## EXERCISE
Locate every line that holds the string "Vehicle" and copy it.

## TASK DATA

════════

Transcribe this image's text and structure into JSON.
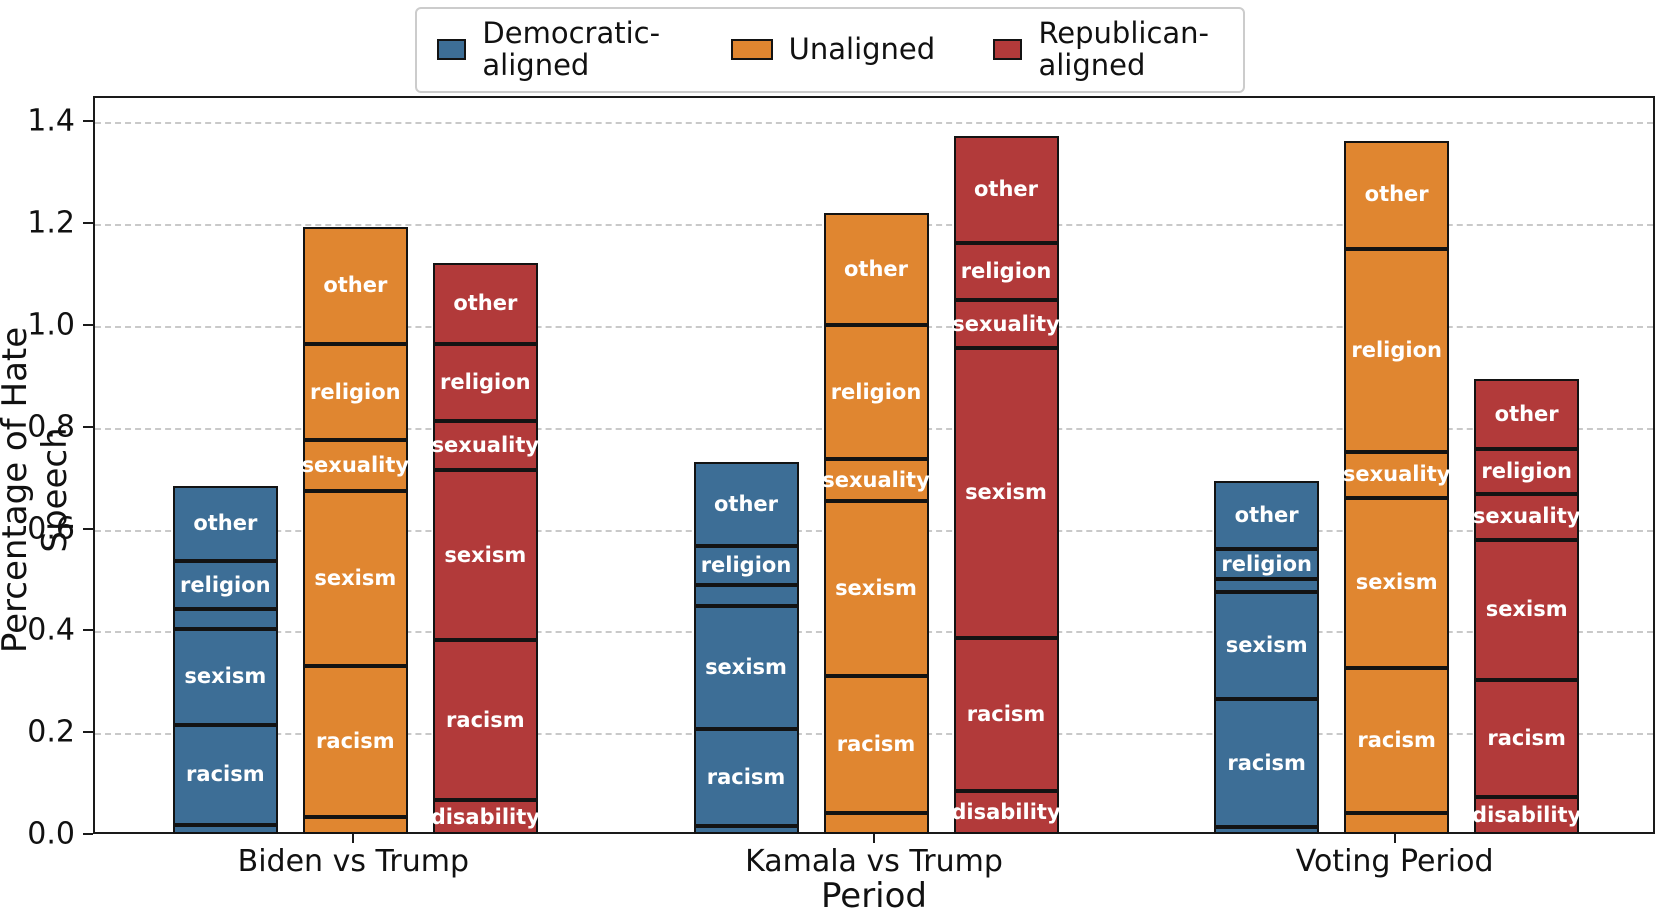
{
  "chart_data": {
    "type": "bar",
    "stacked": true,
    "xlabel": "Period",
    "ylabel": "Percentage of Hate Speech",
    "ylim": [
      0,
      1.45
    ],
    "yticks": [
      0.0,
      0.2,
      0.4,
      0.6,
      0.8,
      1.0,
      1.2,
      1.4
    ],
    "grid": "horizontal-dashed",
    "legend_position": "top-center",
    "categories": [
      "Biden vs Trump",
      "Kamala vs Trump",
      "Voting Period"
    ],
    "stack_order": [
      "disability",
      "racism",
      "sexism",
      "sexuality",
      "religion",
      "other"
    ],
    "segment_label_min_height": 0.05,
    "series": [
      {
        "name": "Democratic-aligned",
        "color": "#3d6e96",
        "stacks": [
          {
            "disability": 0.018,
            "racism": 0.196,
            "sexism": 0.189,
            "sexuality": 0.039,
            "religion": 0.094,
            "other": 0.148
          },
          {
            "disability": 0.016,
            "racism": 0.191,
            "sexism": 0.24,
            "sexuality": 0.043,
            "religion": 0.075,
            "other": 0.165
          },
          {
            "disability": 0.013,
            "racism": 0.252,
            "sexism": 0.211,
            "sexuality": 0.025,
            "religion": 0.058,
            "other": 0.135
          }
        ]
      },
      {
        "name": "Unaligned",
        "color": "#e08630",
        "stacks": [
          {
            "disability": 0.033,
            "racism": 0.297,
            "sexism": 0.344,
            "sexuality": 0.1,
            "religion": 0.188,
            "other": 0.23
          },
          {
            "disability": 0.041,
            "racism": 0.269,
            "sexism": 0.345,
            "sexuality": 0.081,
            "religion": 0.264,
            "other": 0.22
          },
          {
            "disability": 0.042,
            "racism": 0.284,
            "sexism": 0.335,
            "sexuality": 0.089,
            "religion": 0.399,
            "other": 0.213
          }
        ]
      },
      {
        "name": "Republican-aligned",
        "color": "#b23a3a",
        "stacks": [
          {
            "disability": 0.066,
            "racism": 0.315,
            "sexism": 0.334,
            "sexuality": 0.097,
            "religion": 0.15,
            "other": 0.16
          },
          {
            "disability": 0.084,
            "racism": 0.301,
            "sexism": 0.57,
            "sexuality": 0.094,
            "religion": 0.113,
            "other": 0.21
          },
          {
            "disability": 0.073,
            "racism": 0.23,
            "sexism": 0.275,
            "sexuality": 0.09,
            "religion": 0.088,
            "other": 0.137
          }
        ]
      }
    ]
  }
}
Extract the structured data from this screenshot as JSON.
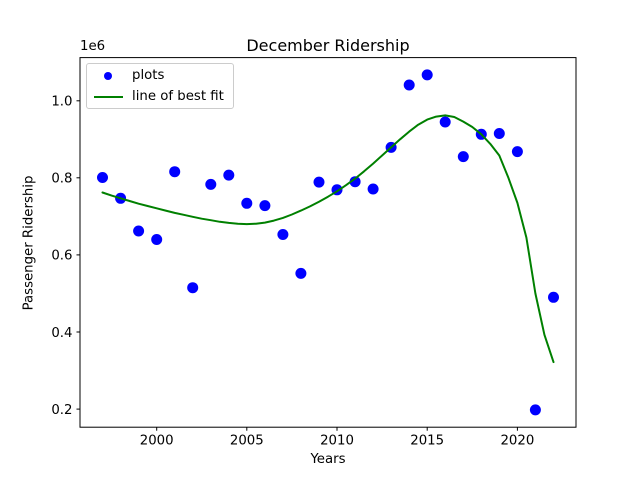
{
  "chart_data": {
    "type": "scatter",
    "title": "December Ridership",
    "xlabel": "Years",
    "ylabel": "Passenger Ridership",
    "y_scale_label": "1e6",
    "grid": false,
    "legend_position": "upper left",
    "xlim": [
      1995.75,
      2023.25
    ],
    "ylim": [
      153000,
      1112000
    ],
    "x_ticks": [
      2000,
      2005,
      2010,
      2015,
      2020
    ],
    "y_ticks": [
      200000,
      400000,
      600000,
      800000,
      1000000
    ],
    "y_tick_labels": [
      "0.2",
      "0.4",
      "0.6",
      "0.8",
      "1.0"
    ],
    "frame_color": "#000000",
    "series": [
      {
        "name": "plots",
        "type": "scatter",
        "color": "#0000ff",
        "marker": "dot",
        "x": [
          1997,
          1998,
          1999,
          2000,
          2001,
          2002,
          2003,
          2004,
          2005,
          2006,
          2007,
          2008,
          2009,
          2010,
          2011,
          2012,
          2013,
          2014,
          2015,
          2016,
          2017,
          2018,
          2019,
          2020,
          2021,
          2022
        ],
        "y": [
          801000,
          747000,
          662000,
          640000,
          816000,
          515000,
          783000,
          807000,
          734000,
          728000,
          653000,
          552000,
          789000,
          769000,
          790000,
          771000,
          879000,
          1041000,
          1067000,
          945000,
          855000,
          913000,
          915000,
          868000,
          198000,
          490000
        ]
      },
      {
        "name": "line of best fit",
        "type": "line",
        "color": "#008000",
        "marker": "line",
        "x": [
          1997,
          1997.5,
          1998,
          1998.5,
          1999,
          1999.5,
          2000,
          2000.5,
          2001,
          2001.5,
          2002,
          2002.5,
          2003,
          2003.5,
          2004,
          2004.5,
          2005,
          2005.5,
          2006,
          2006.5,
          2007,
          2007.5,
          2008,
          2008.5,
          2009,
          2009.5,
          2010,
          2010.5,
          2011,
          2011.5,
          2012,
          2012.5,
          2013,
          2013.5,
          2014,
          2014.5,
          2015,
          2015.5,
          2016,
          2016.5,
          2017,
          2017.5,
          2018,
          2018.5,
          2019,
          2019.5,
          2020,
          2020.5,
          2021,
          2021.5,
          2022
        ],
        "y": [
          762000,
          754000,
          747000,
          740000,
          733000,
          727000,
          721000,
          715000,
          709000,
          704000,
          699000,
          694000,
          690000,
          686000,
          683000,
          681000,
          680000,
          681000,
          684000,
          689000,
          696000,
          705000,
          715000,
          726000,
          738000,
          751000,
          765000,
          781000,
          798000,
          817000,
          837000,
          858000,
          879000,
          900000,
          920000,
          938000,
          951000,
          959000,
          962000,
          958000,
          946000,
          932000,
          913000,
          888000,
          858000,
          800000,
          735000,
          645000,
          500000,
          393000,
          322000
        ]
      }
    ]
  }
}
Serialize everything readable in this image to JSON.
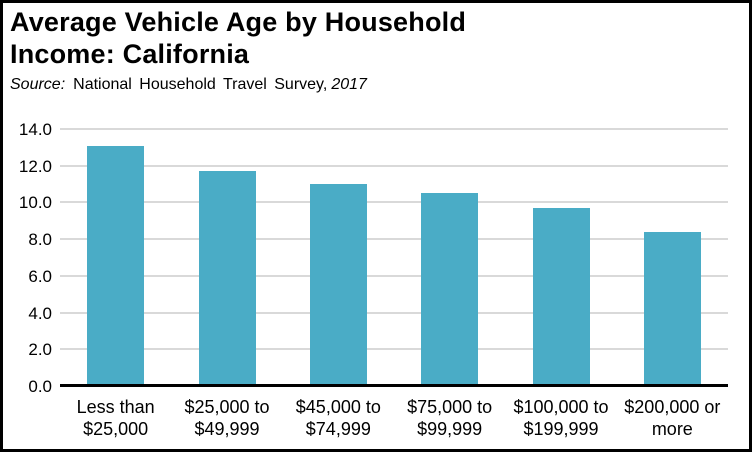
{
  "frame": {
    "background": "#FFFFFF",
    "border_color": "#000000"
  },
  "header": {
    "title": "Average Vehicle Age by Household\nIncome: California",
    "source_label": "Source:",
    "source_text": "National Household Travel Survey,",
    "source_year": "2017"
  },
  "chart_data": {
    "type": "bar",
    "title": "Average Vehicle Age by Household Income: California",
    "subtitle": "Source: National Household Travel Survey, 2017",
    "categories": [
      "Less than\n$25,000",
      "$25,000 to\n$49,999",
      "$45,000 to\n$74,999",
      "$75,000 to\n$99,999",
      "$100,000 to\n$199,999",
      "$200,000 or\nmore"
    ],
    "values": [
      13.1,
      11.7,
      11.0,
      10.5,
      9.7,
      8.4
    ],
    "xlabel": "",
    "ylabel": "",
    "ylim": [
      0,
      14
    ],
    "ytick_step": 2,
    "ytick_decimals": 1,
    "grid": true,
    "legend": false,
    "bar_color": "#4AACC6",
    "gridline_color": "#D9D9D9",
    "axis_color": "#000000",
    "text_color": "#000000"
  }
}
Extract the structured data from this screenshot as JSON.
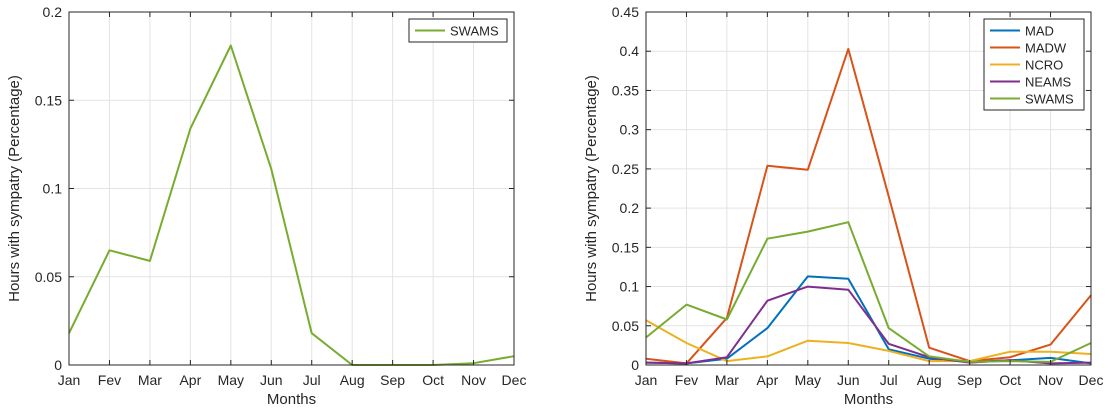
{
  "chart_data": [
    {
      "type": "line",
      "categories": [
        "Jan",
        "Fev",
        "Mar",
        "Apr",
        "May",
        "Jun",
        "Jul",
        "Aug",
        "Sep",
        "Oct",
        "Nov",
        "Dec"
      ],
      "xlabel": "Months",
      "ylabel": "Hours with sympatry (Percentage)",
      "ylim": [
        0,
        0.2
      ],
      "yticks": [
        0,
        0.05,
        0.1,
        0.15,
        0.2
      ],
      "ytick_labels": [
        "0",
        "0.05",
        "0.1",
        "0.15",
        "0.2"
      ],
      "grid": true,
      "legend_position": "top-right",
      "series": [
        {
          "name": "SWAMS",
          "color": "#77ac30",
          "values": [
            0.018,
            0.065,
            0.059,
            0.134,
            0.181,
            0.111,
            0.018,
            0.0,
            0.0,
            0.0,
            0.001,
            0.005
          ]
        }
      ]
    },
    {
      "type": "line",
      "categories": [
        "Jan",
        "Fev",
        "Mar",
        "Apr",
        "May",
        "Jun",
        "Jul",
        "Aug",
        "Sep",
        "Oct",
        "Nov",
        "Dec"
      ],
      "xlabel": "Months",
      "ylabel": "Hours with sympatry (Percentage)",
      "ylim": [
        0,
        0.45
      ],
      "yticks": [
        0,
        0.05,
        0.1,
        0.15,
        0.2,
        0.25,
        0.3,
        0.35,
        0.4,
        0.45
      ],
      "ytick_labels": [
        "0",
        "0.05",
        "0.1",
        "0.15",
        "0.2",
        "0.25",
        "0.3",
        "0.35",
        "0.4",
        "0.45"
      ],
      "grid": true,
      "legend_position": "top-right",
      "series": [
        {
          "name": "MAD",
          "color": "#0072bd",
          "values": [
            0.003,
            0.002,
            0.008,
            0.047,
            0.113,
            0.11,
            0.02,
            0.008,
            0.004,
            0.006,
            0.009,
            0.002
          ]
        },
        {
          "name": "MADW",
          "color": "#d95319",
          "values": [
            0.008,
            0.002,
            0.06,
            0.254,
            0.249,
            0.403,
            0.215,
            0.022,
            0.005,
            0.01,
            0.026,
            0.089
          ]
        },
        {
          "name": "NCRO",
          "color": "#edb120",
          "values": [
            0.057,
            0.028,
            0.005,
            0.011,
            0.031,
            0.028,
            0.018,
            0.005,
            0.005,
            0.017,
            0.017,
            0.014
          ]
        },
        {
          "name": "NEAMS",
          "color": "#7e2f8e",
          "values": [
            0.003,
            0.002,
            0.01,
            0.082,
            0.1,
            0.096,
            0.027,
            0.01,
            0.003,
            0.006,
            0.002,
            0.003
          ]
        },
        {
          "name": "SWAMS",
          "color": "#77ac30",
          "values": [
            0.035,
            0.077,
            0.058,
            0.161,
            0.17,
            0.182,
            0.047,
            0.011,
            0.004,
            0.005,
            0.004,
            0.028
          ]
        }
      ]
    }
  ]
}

════════

## WORKED ANSWER
    "title": "Average Vehicle Age by Household\nIncome: California",
    "title": "Average Vehicle Age by Household Income: California",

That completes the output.